◆ **TASK STATEMENT**
Give the number of lines in the data that hold the word "java", and nothing else.

◆ **EXTRACTED RECORDS**
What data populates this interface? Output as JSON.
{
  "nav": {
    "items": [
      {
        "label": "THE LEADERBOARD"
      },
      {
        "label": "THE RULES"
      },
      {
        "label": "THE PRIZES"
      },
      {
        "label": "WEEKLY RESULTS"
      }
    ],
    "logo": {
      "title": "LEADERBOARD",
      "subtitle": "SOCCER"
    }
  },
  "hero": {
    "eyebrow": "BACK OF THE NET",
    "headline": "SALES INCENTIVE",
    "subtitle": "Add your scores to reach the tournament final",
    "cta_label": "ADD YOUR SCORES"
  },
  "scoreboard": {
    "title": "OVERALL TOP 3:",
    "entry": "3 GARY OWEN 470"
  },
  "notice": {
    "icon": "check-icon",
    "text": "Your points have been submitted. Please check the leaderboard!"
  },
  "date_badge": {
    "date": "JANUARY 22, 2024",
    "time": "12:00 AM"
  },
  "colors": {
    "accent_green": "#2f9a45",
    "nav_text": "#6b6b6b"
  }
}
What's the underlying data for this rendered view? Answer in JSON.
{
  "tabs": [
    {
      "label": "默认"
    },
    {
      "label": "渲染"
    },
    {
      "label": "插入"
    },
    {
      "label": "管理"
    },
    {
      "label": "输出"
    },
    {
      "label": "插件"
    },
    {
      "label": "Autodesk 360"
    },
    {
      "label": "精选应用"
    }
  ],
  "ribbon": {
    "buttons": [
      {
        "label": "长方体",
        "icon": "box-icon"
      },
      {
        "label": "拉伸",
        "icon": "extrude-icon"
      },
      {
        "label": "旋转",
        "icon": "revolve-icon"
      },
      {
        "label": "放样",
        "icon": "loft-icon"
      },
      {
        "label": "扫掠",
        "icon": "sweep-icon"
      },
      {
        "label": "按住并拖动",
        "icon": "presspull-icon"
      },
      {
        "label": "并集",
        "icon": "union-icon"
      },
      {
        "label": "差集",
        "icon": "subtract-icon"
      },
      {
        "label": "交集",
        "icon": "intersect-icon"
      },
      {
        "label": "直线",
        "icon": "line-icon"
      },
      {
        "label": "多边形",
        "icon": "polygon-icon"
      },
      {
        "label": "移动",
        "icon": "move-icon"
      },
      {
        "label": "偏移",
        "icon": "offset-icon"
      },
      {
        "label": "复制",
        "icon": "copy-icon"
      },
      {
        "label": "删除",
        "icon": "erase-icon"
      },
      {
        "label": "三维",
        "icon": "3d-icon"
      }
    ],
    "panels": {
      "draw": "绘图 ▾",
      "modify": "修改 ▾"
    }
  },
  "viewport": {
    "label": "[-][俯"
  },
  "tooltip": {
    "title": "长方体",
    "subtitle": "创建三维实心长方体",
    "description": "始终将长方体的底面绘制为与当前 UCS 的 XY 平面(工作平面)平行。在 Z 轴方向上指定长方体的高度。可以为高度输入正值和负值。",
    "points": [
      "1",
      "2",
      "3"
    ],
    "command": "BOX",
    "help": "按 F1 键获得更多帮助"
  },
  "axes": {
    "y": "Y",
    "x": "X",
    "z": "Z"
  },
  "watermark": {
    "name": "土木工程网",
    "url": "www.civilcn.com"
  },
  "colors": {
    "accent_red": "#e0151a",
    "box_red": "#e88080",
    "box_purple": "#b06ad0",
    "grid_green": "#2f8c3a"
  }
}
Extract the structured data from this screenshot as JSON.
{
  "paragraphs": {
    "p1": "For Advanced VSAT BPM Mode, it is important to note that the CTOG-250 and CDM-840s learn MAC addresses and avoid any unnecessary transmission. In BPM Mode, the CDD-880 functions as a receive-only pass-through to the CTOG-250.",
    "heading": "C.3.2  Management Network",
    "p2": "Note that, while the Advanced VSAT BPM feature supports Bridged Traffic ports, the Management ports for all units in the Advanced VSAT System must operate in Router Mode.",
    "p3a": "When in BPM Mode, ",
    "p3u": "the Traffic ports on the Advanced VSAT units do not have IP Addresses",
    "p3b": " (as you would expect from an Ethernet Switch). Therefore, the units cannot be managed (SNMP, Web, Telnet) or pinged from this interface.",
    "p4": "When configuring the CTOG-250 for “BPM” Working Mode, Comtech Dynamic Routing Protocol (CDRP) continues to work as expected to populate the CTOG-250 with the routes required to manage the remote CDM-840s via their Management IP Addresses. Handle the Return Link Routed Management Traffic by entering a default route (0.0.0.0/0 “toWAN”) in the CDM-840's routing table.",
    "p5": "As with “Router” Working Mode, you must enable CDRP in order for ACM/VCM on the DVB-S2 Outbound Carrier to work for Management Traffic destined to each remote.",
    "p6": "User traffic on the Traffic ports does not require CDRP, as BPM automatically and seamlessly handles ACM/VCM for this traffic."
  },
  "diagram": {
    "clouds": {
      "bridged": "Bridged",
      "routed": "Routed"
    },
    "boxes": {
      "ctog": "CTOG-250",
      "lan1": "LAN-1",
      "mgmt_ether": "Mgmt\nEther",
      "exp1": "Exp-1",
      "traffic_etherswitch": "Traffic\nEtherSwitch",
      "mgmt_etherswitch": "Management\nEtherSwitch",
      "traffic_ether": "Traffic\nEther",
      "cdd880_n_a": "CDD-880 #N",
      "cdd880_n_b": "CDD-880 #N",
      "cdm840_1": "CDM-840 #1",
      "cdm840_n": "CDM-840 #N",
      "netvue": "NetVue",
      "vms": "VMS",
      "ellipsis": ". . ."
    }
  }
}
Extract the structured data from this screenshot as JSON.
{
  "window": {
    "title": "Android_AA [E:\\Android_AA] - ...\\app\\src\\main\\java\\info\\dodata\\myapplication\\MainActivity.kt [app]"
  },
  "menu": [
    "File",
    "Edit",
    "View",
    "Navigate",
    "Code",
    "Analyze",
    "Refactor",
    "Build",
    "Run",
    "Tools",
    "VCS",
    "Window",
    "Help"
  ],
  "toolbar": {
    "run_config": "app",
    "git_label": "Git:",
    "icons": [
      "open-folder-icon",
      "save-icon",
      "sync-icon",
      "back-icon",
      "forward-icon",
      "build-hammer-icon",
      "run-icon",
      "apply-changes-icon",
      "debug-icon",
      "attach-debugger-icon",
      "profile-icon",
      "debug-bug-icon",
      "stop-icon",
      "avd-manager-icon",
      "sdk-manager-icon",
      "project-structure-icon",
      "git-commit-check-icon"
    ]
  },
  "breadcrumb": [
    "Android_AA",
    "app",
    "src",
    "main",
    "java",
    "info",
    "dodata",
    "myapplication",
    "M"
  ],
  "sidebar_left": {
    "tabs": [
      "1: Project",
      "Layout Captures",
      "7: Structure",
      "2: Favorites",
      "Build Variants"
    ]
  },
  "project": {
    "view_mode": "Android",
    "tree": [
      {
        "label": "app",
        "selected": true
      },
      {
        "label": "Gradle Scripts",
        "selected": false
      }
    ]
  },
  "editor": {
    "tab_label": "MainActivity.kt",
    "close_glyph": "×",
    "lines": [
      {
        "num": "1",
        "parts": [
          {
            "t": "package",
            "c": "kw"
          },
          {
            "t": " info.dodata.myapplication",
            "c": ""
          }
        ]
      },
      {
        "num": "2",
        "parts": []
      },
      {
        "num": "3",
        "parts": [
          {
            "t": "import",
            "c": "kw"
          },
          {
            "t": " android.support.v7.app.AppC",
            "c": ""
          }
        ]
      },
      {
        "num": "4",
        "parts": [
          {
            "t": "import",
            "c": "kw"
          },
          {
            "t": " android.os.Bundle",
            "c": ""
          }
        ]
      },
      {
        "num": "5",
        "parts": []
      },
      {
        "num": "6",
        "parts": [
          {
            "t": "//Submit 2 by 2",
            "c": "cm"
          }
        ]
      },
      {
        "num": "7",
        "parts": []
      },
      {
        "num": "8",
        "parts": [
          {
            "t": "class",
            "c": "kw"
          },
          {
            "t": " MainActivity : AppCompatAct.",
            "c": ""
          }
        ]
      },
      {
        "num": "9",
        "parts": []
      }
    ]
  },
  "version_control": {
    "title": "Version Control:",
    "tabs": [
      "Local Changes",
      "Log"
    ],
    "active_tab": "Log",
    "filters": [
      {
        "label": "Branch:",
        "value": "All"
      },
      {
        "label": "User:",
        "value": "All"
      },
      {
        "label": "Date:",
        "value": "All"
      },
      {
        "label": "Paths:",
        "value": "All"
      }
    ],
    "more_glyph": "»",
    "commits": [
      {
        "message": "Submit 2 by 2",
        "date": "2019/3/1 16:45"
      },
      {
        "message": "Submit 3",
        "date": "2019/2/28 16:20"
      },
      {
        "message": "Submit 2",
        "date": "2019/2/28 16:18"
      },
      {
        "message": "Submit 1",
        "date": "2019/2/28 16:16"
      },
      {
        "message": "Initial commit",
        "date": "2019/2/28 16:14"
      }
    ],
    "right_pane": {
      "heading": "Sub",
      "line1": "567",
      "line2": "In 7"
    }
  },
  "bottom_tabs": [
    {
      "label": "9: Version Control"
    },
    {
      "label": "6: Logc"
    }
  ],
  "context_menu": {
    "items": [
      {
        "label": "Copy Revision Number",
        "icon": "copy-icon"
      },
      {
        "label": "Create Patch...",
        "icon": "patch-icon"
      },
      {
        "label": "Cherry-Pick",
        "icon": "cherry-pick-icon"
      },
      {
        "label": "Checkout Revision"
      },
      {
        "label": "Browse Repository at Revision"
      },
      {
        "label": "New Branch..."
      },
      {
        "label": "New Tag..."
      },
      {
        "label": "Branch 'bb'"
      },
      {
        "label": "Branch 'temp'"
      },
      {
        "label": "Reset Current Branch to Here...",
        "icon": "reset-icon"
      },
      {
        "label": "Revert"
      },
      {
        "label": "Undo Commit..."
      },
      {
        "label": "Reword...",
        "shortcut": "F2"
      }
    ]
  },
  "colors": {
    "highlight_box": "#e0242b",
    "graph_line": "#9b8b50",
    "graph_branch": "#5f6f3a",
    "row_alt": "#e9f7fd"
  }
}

◆ **SOLVED EXERCISE**
2